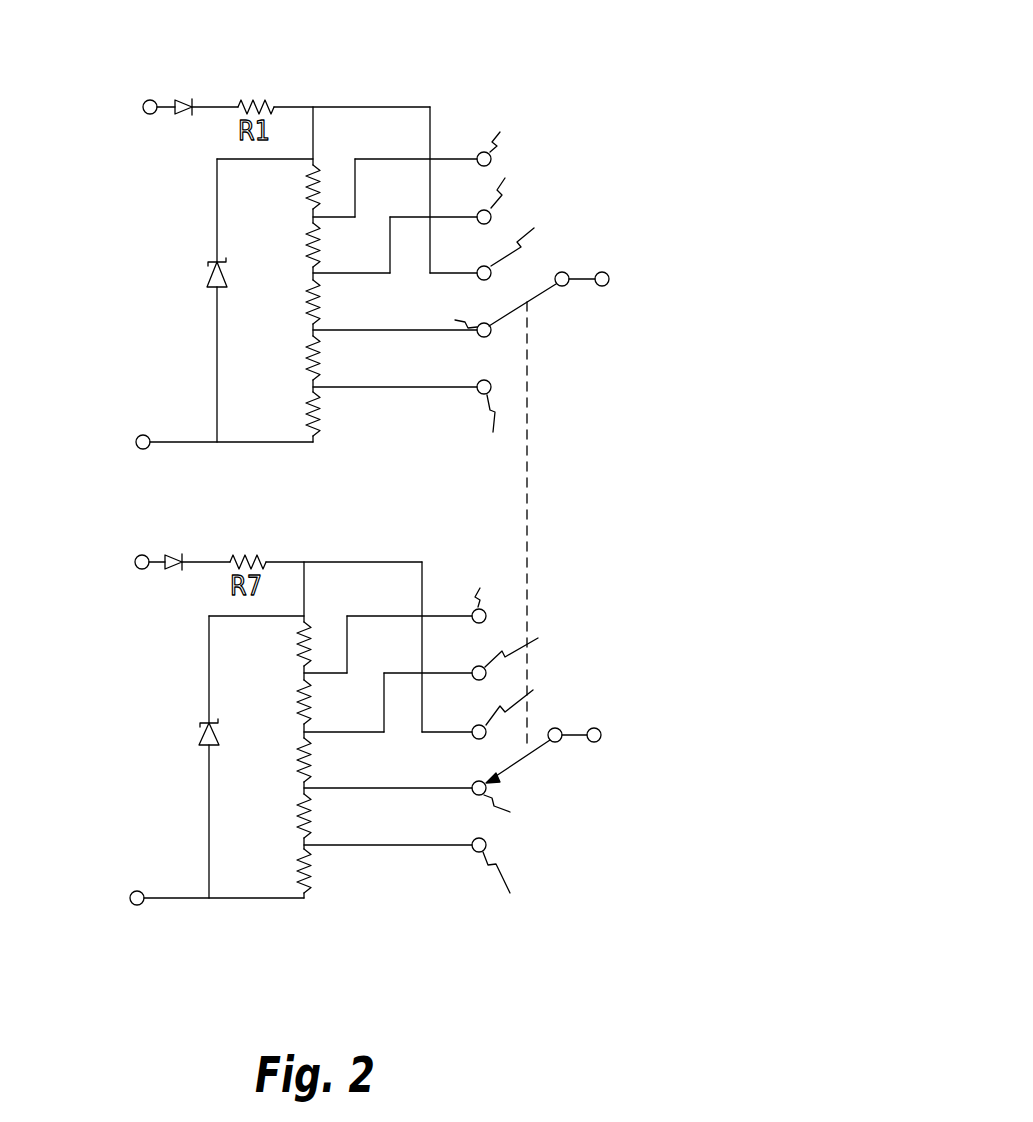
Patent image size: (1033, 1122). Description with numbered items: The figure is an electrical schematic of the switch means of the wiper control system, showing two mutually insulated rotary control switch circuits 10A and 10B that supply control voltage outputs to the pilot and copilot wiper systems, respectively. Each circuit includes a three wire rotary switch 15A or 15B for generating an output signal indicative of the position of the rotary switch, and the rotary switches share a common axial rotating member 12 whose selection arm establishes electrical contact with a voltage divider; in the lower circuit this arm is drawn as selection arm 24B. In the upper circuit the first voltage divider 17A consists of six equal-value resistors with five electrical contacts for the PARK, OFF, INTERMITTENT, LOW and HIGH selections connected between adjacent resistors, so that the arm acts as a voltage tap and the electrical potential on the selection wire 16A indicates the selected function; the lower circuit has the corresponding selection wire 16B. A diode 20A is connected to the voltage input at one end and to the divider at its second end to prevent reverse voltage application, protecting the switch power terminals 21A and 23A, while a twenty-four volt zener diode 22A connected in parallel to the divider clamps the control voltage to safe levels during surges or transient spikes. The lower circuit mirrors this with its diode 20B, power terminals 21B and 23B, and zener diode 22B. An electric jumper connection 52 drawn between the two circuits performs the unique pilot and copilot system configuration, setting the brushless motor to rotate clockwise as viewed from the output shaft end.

The rotary control switch circuit 10A is at (379, 392).
The rotary control switch circuit 10B is at (376, 850).
The axial rotating member 12 is at (565, 286).
The three wire rotary switch 15A is at (565, 446).
The three wire rotary switch 15B is at (576, 738).
The selection wire 16A is at (597, 272).
The switch power terminal B 16B is at (592, 728).
The first voltage divider 17A is at (355, 135).
The diode 20A is at (186, 96).
The diode B 20B is at (172, 552).
The switch power terminal 21A is at (153, 116).
The input terminal B 21B is at (146, 570).
The zener diode 22A is at (207, 268).
The zener diode B 22B is at (200, 727).
The switch power terminal 23A is at (136, 439).
The ground terminal B 23B is at (131, 893).
The switch arm B 24B is at (523, 758).
The jumper connection 52 is at (528, 520).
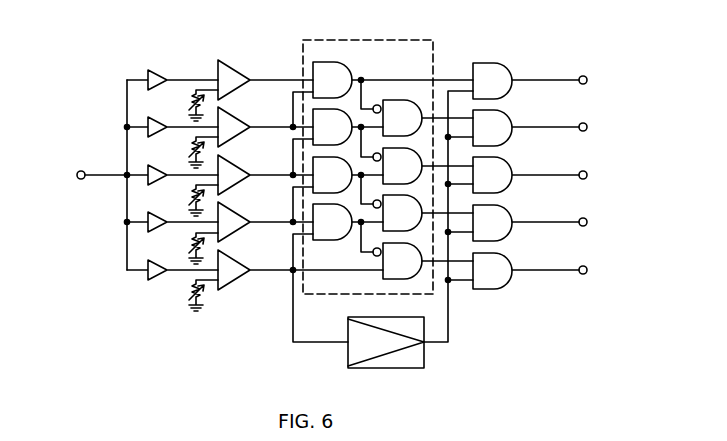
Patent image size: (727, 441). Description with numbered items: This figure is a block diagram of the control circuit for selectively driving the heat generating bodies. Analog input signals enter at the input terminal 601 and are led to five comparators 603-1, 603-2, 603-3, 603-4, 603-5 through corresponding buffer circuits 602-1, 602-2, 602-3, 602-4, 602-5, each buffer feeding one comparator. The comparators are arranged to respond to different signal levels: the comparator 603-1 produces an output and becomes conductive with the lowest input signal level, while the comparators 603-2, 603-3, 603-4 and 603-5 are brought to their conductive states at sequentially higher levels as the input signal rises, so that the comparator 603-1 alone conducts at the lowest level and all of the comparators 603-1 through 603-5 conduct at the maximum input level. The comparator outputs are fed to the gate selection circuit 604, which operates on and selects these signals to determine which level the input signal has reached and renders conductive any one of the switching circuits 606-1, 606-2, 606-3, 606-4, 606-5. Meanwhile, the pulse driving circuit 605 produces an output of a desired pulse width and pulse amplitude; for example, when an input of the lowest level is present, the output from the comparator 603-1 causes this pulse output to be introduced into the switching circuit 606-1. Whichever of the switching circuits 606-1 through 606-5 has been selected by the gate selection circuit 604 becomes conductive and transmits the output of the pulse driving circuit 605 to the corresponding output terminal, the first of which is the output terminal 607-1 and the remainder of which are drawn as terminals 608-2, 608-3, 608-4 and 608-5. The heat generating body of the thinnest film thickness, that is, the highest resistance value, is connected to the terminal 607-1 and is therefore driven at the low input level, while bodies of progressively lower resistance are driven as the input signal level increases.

The input terminal 601 is at (76, 174).
The buffer circuit 602-1 is at (151, 280).
The buffer circuit 602-2 is at (151, 213).
The buffer circuit 602-3 is at (151, 166).
The buffer circuit 602-4 is at (151, 118).
The buffer circuit 602-5 is at (157, 58).
The comparator 603-1 is at (232, 288).
The comparator 603-2 is at (252, 208).
The comparator 603-3 is at (224, 167).
The comparator 603-4 is at (224, 119).
The comparator 603-5 is at (221, 62).
The gate selection circuit 604 is at (368, 39).
The pulse driving circuit 605 is at (425, 356).
The switching circuit 606-1 is at (477, 254).
The switching circuit 606-2 is at (477, 206).
The switching circuit 606-3 is at (477, 159).
The switching circuit 606-4 is at (477, 112).
The switching circuit 606-5 is at (477, 65).
The output terminal 607-1 is at (586, 273).
The output terminal 608-2 is at (586, 225).
The output terminal 608-3 is at (586, 178).
The output terminal 608-4 is at (586, 130).
The output terminal 608-5 is at (586, 83).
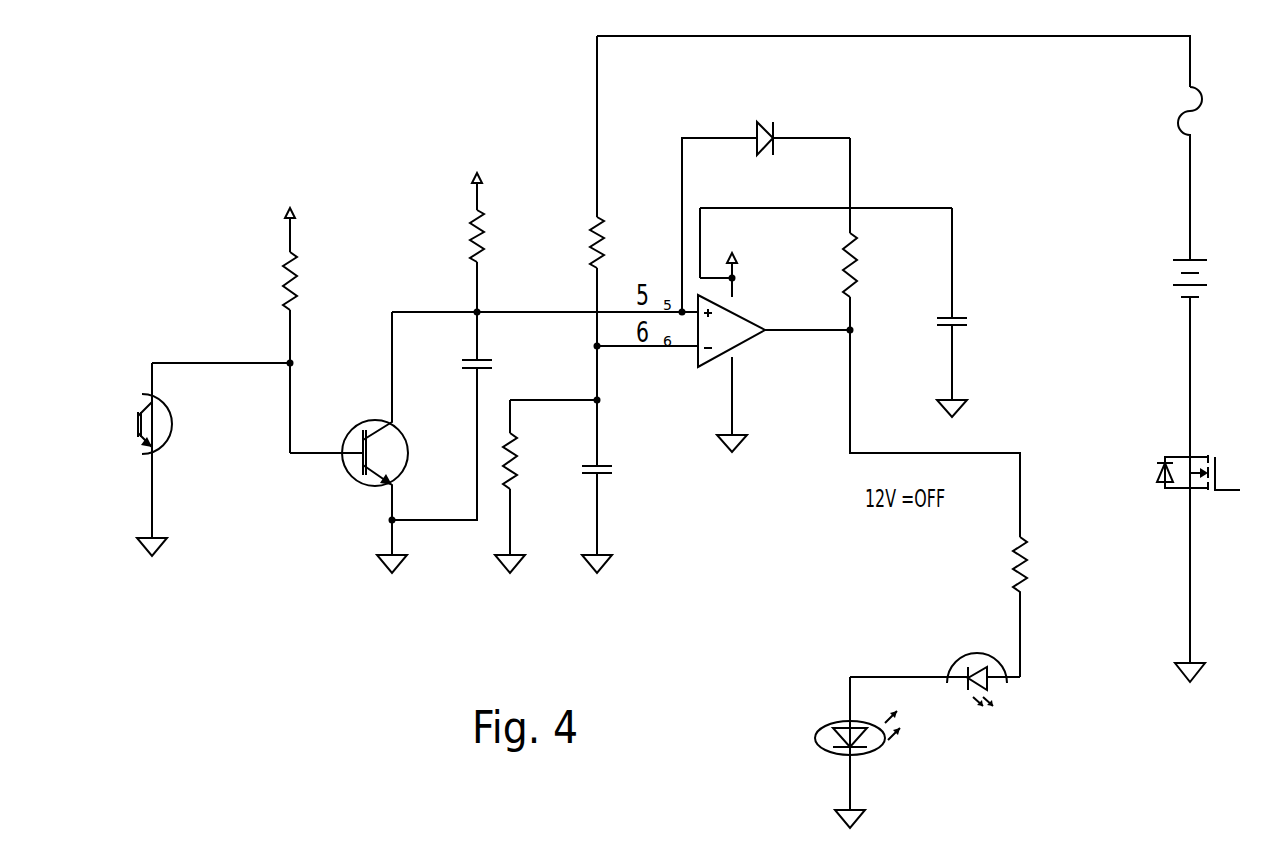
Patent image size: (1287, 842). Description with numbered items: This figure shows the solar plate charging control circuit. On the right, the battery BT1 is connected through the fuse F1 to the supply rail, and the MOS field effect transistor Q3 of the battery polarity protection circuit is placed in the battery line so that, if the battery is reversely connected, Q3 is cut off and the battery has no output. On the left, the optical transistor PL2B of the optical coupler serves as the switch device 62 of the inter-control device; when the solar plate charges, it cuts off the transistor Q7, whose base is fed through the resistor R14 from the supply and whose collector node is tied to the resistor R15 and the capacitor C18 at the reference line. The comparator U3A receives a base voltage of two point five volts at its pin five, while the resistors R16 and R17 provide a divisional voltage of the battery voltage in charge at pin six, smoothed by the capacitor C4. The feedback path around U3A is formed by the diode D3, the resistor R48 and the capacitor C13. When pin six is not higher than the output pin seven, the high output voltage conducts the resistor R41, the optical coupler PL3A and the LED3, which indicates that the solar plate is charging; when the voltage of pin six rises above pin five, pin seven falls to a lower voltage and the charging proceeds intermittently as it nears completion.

The switch device 62 is at (206, 404).
The optical transistor PL2B is at (213, 459).
The resistor 20K R14 is at (293, 316).
The resistor 10K R15 is at (474, 228).
The resistor R16 is at (625, 218).
The resistor R17 is at (548, 485).
The resistor 475K R48 is at (892, 337).
The resistor R41 is at (1035, 605).
The capacitor 1U/16V C4 is at (629, 486).
The capacitor 104 C18 is at (461, 416).
The capacitor 104 C13 is at (968, 312).
The transistor Q7 is at (373, 442).
The MOS field effect transistor Q3 is at (1206, 547).
The comparator U3A is at (823, 368).
The diode CD4148 D3 is at (766, 185).
The fuse 5A F1 is at (1194, 159).
The battery 12V BT1 is at (1209, 341).
The optical coupler PL3A is at (947, 688).
The LED LED3 is at (810, 752).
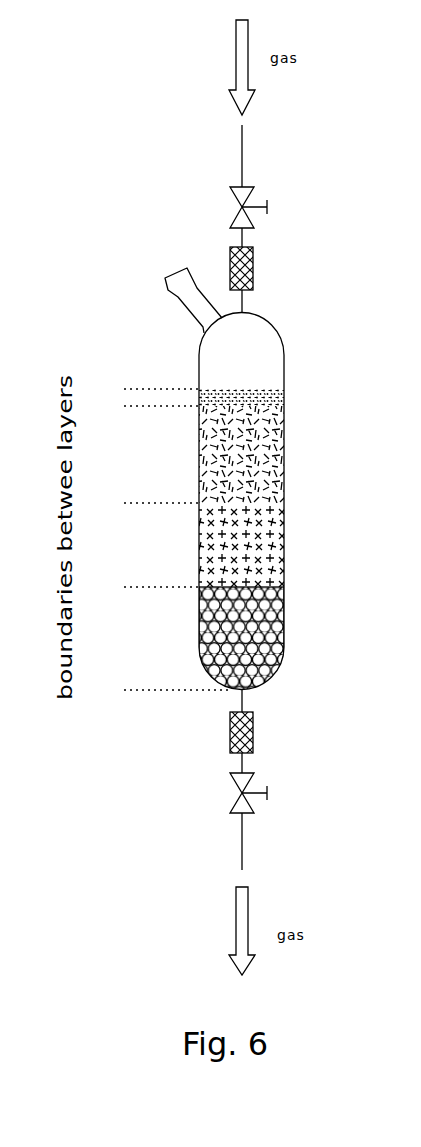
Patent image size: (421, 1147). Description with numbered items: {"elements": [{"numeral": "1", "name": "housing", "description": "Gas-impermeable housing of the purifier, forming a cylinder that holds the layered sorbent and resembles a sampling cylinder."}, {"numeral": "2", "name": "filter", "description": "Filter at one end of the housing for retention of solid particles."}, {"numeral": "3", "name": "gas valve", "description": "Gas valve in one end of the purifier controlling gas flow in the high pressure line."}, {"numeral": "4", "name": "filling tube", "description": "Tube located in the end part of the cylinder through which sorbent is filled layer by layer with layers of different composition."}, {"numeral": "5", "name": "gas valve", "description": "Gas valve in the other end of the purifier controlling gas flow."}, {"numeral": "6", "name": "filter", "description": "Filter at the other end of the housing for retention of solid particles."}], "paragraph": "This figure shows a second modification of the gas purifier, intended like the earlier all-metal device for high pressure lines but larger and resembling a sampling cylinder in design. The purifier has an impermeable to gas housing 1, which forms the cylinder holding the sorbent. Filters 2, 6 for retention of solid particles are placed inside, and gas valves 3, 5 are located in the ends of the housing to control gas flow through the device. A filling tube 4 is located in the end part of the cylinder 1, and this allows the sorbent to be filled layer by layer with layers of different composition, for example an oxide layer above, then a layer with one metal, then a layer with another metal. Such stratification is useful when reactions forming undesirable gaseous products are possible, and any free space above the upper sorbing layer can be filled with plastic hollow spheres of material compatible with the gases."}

+===+

§ **Exercise description**
Print every line of the data above verbatim, omitting the pictures.

§ **Response to the exercise**
Patent image size: (1033, 1122). Description with numbered items: The figure is an electrical schematic of the switch means of the wiper control system, showing two mutually insulated rotary control switch circuits 10A and 10B that supply control voltage outputs to the pilot and copilot wiper systems, respectively. Each circuit includes a three wire rotary switch 15A or 15B for generating an output signal indicative of the position of the rotary switch, and the rotary switches share a common axial rotating member 12 whose selection arm establishes electrical contact with a voltage divider; in the lower circuit this arm is drawn as selection arm 24B. In the upper circuit the first voltage divider 17A consists of six equal-value resistors with five electrical contacts for the PARK, OFF, INTERMITTENT, LOW and HIGH selections connected between adjacent resistors, so that the arm acts as a voltage tap and the electrical potential on the selection wire 16A indicates the selected function; the lower circuit has the corresponding selection wire 16B. A diode 20A is connected to the voltage input at one end and to the divider at its second end to prevent reverse voltage application, protecting the switch power terminals 21A and 23A, while a twenty-four volt zener diode 22A connected in parallel to the divider clamps the control voltage to safe levels during surges or transient spikes. The lower circuit mirrors this with its diode 20B, power terminals 21B and 23B, and zener diode 22B. An electric jumper connection 52 drawn between the two circuits performs the unique pilot and copilot system configuration, setting the brushless motor to rotate clockwise as viewed from the output shaft end.

The rotary control switch circuit 10A is at (379, 392).
The rotary control switch circuit 10B is at (376, 850).
The axial rotating member 12 is at (565, 286).
The three wire rotary switch 15A is at (565, 446).
The three wire rotary switch 15B is at (576, 738).
The selection wire 16A is at (597, 272).
The switch power terminal B 16B is at (592, 728).
The first voltage divider 17A is at (355, 135).
The diode 20A is at (186, 96).
The diode B 20B is at (172, 552).
The switch power terminal 21A is at (153, 116).
The input terminal B 21B is at (146, 570).
The zener diode 22A is at (207, 268).
The zener diode B 22B is at (200, 727).
The switch power terminal 23A is at (136, 439).
The ground terminal B 23B is at (131, 893).
The switch arm B 24B is at (523, 758).
The jumper connection 52 is at (528, 520).
Patent image size: (727, 441). Description with numbered items: This figure is a block diagram of the control circuit for selectively driving the heat generating bodies. Analog input signals enter at the input terminal 601 and are led to five comparators 603-1, 603-2, 603-3, 603-4, 603-5 through corresponding buffer circuits 602-1, 602-2, 602-3, 602-4, 602-5, each buffer feeding one comparator. The comparators are arranged to respond to different signal levels: the comparator 603-1 produces an output and becomes conductive with the lowest input signal level, while the comparators 603-2, 603-3, 603-4 and 603-5 are brought to their conductive states at sequentially higher levels as the input signal rises, so that the comparator 603-1 alone conducts at the lowest level and all of the comparators 603-1 through 603-5 conduct at the maximum input level. The comparator outputs are fed to the gate selection circuit 604, which operates on and selects these signals to determine which level the input signal has reached and renders conductive any one of the switching circuits 606-1, 606-2, 606-3, 606-4, 606-5. Meanwhile, the pulse driving circuit 605 produces an output of a desired pulse width and pulse amplitude; for example, when an input of the lowest level is present, the output from the comparator 603-1 causes this pulse output to be introduced into the switching circuit 606-1. Whichever of the switching circuits 606-1 through 606-5 has been selected by the gate selection circuit 604 becomes conductive and transmits the output of the pulse driving circuit 605 to the corresponding output terminal, the first of which is the output terminal 607-1 and the remainder of which are drawn as terminals 608-2, 608-3, 608-4 and 608-5. The heat generating body of the thinnest film thickness, that is, the highest resistance value, is connected to the terminal 607-1 and is therefore driven at the low input level, while bodies of progressively lower resistance are driven as the input signal level increases.

The input terminal 601 is at (76, 174).
The buffer circuit 602-1 is at (151, 280).
The buffer circuit 602-2 is at (151, 213).
The buffer circuit 602-3 is at (151, 166).
The buffer circuit 602-4 is at (151, 118).
The buffer circuit 602-5 is at (157, 58).
The comparator 603-1 is at (232, 288).
The comparator 603-2 is at (252, 208).
The comparator 603-3 is at (224, 167).
The comparator 603-4 is at (224, 119).
The comparator 603-5 is at (221, 62).
The gate selection circuit 604 is at (368, 39).
The pulse driving circuit 605 is at (425, 356).
The switching circuit 606-1 is at (477, 254).
The switching circuit 606-2 is at (477, 206).
The switching circuit 606-3 is at (477, 159).
The switching circuit 606-4 is at (477, 112).
The switching circuit 606-5 is at (477, 65).
The output terminal 607-1 is at (586, 273).
The output terminal 608-2 is at (586, 225).
The output terminal 608-3 is at (586, 178).
The output terminal 608-4 is at (586, 130).
The output terminal 608-5 is at (586, 83).
Patent image size: (1287, 842). Description with numbered items: This figure shows the solar plate charging control circuit. On the right, the battery BT1 is connected through the fuse F1 to the supply rail, and the MOS field effect transistor Q3 of the battery polarity protection circuit is placed in the battery line so that, if the battery is reversely connected, Q3 is cut off and the battery has no output. On the left, the optical transistor PL2B of the optical coupler serves as the switch device 62 of the inter-control device; when the solar plate charges, it cuts off the transistor Q7, whose base is fed through the resistor R14 from the supply and whose collector node is tied to the resistor R15 and the capacitor C18 at the reference line. The comparator U3A receives a base voltage of two point five volts at its pin five, while the resistors R16 and R17 provide a divisional voltage of the battery voltage in charge at pin six, smoothed by the capacitor C4. The feedback path around U3A is formed by the diode D3, the resistor R48 and the capacitor C13. When pin six is not higher than the output pin seven, the high output voltage conducts the resistor R41, the optical coupler PL3A and the LED3, which indicates that the solar plate is charging; when the voltage of pin six rises above pin five, pin seven falls to a lower voltage and the charging proceeds intermittently as it nears completion.

The switch device 62 is at (206, 404).
The optical transistor PL2B is at (213, 459).
The resistor 20K R14 is at (293, 316).
The resistor 10K R15 is at (474, 228).
The resistor R16 is at (625, 218).
The resistor R17 is at (548, 485).
The resistor 475K R48 is at (892, 337).
The resistor R41 is at (1035, 605).
The capacitor 1U/16V C4 is at (629, 486).
The capacitor 104 C18 is at (461, 416).
The capacitor 104 C13 is at (968, 312).
The transistor Q7 is at (373, 442).
The MOS field effect transistor Q3 is at (1206, 547).
The comparator U3A is at (823, 368).
The diode CD4148 D3 is at (766, 185).
The fuse 5A F1 is at (1194, 159).
The battery 12V BT1 is at (1209, 341).
The optical coupler PL3A is at (947, 688).
The LED LED3 is at (810, 752).
Patent image size: (421, 1147). Description with numbered items: {"elements": [{"numeral": "1", "name": "housing", "description": "Gas-impermeable housing of the purifier, forming a cylinder that holds the layered sorbent and resembles a sampling cylinder."}, {"numeral": "2", "name": "filter", "description": "Filter at one end of the housing for retention of solid particles."}, {"numeral": "3", "name": "gas valve", "description": "Gas valve in one end of the purifier controlling gas flow in the high pressure line."}, {"numeral": "4", "name": "filling tube", "description": "Tube located in the end part of the cylinder through which sorbent is filled layer by layer with layers of different composition."}, {"numeral": "5", "name": "gas valve", "description": "Gas valve in the other end of the purifier controlling gas flow."}, {"numeral": "6", "name": "filter", "description": "Filter at the other end of the housing for retention of solid particles."}], "paragraph": "This figure shows a second modification of the gas purifier, intended like the earlier all-metal device for high pressure lines but larger and resembling a sampling cylinder in design. The purifier has an impermeable to gas housing 1, which forms the cylinder holding the sorbent. Filters 2, 6 for retention of solid particles are placed inside, and gas valves 3, 5 are located in the ends of the housing to control gas flow through the device. A filling tube 4 is located in the end part of the cylinder 1, and this allows the sorbent to be filled layer by layer with layers of different composition, for example an oxide layer above, then a layer with one metal, then a layer with another metal. Such stratification is useful when reactions forming undesirable gaseous products are possible, and any free space above the upper sorbing layer can be filled with plastic hollow spheres of material compatible with the gases."}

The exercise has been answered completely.